Num município do Cone Sul em que a maioria dos vereadores não sabe usar corretamente sequer computadores convencionais, a Câmara resolveu comprar 18 notebooks. Em Chupinguaia, a licitação para a aquisição dos equipamentos já foi feita, mas as máquinas ainda não chegaram.

Quem deflagrou o processo foi o presidente da Casa, Valmir Passito (PMDB), que sequer justificou o gasto junto aos colegas. Outros parlamentares criticam publicamente a compra dos aparelhos, alegando que haveria destinação melhor para o recurso empregado.

O número de notebooks à disposição do Legislativo chupinguaiense é exatamente o dobro de membros da Câmara, composta por nove edis. Parlamentos maiores na região e no Estado, caso de Vilhena, não oferecem tal regalia aos vereadores.

Além desta transação suspeita polêmica, Passito é acusado de desobedecer propositalmente uma recomendação da justiça para que mantenha no ar o Portal da Transparência. Desativado desde a posse do dirigente, a página eletrônica deveria mostrar aos munícipes como é gasto o repasse feito pela prefeitura à Câmara.

O FOLHA DO SUL ON LINE aguarda contato do parlamentar para que ele se manifeste sobre as acusações.

### Detalhes da tarefa
Reproduza sem alterações a parte do trecho citado acima que vai de "O número de" até "prefeitura à Câmara.", incluindo este último.

### Listagem de dados
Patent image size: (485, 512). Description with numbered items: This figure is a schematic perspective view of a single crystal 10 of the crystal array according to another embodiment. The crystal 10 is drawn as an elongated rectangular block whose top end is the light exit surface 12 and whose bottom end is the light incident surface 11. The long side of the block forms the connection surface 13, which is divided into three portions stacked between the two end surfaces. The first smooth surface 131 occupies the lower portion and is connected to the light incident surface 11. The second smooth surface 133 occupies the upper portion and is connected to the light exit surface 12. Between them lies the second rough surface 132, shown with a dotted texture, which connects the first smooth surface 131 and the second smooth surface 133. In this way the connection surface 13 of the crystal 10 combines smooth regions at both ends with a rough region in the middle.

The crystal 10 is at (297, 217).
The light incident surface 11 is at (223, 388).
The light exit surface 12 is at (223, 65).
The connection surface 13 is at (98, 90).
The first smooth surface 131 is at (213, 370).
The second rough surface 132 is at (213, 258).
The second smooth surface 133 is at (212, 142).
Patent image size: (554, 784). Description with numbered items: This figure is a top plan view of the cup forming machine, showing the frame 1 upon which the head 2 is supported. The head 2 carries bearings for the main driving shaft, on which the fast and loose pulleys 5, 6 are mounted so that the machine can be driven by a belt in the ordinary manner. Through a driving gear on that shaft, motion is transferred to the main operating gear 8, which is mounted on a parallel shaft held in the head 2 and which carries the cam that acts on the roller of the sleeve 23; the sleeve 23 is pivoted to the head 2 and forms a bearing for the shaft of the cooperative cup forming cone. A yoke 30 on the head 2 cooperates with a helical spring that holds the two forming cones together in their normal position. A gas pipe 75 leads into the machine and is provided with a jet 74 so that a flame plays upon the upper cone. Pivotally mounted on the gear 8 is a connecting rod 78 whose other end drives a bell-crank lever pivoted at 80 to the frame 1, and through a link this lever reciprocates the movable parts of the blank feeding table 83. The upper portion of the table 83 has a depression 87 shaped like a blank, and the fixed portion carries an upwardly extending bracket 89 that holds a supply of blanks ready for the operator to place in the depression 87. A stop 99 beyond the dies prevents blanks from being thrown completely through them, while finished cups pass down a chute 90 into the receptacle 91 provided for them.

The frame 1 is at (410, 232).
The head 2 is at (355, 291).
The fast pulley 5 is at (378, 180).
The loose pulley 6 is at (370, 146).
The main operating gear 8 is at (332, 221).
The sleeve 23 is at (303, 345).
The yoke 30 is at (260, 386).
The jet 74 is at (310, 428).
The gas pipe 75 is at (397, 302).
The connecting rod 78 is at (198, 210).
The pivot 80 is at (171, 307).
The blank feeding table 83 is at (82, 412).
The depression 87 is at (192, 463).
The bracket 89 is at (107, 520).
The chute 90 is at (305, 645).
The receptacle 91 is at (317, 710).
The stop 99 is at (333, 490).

### Resposta
O número de notebooks à disposição do Legislativo chupinguaiense é exatamente o dobro de membros da Câmara, composta por nove edis. Parlamentos maiores na região e no Estado, caso de Vilhena, não oferecem tal regalia aos vereadores.

Além desta transação suspeita polêmica, Passito é acusado de desobedecer propositalmente uma recomendação da justiça para que mantenha no ar o Portal da Transparência. Desativado desde a posse do dirigente, a página eletrônica deveria mostrar aos munícipes como é gasto o repasse feito pela prefeitura à Câmara.